- _Textauszug_:
···

Auf den weiteren Plätzen befinden sich CEOs, die bereits im vergangenen Jahr eine effektive Strategie der Stakeholder-Kommunikation verfolgt haben. Etwa Christian Klein von SAP, der vor allem mit gutem Storytelling und hoher Alltagsrelevanz punktet. Oder Markus Steilemann von Covestro, der als neuer VCI-Präsident seinen Kanal auch für die Industriepolitik nutzt. Beide verfolgen auf Linkedin schon seit längerer Zeit eine effektive Strategie der Stakeholder-Kommunikation.

···

- _Gezeigte Einträge_:

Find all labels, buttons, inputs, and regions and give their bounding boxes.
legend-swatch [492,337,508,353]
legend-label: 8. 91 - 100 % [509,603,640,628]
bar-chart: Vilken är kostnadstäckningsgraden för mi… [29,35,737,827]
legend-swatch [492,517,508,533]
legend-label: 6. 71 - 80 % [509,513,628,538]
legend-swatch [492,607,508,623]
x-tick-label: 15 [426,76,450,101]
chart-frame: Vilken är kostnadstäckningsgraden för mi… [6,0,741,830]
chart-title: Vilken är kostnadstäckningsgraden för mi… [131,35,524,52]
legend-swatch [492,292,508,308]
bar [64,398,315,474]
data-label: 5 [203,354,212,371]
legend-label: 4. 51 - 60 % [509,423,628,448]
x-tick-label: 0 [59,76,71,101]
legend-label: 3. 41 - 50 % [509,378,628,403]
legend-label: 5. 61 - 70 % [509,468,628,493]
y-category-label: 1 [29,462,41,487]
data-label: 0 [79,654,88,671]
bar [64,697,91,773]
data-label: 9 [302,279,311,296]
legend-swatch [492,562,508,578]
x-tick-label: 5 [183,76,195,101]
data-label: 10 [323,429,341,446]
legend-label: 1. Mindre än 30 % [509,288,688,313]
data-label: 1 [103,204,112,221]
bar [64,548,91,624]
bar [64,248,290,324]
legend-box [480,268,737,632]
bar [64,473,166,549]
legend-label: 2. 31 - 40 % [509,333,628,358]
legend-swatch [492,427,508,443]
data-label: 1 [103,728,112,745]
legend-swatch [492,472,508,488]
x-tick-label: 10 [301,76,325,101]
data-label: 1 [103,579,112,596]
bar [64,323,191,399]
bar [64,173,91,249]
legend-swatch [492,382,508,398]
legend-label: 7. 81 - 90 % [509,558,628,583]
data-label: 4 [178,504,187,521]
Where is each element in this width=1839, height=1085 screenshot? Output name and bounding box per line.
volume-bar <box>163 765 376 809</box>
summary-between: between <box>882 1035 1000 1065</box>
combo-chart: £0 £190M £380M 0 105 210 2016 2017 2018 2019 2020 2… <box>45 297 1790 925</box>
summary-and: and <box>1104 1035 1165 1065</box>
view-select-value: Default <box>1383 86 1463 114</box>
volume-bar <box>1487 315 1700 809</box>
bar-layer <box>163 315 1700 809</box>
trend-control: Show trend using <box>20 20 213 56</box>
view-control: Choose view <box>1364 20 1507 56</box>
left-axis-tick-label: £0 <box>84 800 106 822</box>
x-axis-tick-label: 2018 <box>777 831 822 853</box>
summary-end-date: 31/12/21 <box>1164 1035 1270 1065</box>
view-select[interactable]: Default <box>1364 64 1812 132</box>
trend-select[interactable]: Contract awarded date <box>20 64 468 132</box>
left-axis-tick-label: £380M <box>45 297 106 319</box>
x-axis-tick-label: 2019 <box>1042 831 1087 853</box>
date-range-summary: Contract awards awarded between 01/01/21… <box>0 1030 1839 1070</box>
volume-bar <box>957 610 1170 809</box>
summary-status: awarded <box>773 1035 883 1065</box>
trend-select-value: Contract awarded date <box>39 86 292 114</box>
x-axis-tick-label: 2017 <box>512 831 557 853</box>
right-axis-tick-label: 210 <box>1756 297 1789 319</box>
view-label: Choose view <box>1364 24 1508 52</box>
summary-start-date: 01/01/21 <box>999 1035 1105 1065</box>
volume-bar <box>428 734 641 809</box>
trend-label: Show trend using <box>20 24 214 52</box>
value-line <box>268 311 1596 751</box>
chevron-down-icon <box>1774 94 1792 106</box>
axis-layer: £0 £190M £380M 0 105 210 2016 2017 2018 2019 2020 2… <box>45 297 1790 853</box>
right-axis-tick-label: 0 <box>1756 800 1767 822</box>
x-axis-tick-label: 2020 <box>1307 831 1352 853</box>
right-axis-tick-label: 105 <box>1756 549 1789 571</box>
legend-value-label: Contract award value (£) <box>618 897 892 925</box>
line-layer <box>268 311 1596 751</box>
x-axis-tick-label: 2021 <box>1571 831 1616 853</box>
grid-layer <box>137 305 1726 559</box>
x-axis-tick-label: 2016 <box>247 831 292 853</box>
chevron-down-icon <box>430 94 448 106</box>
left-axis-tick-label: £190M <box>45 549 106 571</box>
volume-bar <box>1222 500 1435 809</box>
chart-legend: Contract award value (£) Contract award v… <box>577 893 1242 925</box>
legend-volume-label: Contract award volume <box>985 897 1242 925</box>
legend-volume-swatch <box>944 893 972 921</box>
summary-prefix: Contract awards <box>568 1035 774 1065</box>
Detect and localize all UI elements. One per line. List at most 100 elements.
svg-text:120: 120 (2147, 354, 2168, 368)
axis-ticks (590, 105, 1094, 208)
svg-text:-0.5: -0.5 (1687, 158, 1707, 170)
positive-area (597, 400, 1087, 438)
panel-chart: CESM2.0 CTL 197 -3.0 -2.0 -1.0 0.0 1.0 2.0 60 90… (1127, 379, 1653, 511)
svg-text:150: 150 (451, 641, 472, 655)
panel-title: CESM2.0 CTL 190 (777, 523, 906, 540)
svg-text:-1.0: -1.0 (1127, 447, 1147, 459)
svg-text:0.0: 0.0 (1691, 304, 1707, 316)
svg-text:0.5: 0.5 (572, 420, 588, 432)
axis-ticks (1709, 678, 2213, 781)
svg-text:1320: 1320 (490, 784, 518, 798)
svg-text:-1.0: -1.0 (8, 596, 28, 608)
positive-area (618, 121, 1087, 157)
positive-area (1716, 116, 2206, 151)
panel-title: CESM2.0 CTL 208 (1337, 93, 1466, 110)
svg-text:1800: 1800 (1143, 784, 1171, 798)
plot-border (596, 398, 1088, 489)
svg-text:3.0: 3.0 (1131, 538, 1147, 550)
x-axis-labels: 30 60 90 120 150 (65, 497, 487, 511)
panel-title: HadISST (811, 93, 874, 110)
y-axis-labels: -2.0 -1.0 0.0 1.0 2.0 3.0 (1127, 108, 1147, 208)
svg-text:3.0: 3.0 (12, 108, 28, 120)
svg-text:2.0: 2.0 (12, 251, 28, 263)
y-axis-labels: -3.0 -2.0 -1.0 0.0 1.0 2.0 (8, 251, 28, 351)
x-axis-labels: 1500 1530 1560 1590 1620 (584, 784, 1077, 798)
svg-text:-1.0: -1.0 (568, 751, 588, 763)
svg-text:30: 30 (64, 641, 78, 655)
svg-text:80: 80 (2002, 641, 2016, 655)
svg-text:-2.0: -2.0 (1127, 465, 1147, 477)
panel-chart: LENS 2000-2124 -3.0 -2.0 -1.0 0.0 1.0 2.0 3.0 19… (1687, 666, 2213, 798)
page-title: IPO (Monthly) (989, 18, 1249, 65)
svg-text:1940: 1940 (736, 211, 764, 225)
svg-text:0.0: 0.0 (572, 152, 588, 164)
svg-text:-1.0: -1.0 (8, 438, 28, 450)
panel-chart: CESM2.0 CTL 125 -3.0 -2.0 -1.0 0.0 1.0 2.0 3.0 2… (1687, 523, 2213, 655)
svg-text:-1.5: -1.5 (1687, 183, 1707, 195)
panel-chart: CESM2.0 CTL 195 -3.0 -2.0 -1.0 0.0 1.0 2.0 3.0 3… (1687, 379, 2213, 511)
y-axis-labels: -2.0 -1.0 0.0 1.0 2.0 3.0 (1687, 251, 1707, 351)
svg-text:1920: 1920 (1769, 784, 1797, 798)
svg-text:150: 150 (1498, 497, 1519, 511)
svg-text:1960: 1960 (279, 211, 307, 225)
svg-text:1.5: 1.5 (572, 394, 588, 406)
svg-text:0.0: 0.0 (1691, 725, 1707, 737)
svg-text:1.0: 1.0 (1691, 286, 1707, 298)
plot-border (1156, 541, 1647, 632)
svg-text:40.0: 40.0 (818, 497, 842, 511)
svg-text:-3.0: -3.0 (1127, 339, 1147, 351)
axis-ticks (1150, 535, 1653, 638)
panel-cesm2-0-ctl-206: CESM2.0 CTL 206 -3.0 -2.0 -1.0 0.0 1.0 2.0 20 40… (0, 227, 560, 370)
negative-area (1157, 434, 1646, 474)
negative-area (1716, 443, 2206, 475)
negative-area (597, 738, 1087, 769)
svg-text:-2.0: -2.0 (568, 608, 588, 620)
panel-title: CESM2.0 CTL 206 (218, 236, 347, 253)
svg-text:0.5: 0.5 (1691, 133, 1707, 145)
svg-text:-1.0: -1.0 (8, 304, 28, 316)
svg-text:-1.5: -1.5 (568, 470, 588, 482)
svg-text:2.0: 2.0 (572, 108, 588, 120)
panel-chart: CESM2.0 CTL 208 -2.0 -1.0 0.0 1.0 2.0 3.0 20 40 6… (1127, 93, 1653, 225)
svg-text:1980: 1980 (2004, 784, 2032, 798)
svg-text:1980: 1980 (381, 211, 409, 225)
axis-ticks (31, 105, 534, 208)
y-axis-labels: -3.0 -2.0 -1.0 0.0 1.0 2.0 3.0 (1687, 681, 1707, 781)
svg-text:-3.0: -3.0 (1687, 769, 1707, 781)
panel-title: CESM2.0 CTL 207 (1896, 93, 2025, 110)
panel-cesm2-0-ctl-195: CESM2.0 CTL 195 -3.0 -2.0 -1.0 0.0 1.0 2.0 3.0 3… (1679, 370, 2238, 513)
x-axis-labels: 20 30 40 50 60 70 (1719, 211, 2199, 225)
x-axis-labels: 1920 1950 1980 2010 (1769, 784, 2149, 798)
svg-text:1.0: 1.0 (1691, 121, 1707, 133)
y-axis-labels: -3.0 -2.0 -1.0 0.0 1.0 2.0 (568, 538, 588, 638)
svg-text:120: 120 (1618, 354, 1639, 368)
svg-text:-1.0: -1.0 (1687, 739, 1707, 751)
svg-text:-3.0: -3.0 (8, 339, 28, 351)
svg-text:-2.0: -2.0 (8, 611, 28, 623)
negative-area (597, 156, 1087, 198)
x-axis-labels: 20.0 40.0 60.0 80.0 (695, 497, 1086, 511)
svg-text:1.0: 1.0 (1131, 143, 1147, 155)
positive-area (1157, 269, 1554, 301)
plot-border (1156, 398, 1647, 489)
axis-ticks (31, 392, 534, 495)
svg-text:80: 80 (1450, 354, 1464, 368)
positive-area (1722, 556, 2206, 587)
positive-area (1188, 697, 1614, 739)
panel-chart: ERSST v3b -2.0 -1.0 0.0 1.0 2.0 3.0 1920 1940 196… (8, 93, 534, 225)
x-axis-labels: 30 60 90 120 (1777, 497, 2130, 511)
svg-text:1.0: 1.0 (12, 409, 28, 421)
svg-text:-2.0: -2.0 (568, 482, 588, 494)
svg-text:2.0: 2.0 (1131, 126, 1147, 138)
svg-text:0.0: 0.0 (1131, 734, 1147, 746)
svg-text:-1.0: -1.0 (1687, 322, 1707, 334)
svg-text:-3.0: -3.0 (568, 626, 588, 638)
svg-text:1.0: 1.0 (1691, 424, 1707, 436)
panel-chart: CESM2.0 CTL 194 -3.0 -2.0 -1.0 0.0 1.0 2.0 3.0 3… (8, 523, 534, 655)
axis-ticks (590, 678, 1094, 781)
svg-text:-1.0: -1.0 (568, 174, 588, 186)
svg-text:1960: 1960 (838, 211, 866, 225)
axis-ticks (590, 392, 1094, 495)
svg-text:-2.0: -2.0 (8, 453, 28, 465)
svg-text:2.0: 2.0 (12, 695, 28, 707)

···

- _Zu bearbeiten_:
(A) Prüfen Sie, ob die folgenden Aussagen mit dem Textauszug übereinstimmen: (i) Christian Klein ist bei SAP tätig. (ii) Markus Steilemann ist neuer VCI-Präsident. (iii) Klein und Steilemann sind erst seit Kurzem auf Linkedin aktiv. Antworten Sie jeweils mit Ja oder Nein und zitieren Sie die entscheidende Textstelle wörtlich.
(B) Womit punktet Christian Klein laut dem Textauszug vor allem?
Die Einträge sind eigenständiges Material und stehen in keinem Zusammenhang mit dem Textauszug.

- _Lösungen_:
(A)
(i) Ja: „Etwa Christian Klein von SAP“
(ii) Ja: „der als neuer VCI-Präsident seinen Kanal auch für die Industriepolitik nutzt“
(iii) Nein: „Beide verfolgen auf Linkedin schon seit längerer Zeit eine effektive Strategie der Stakeholder-Kommunikation.“

(B) Mit gutem Storytelling und hoher Alltagsrelevanz.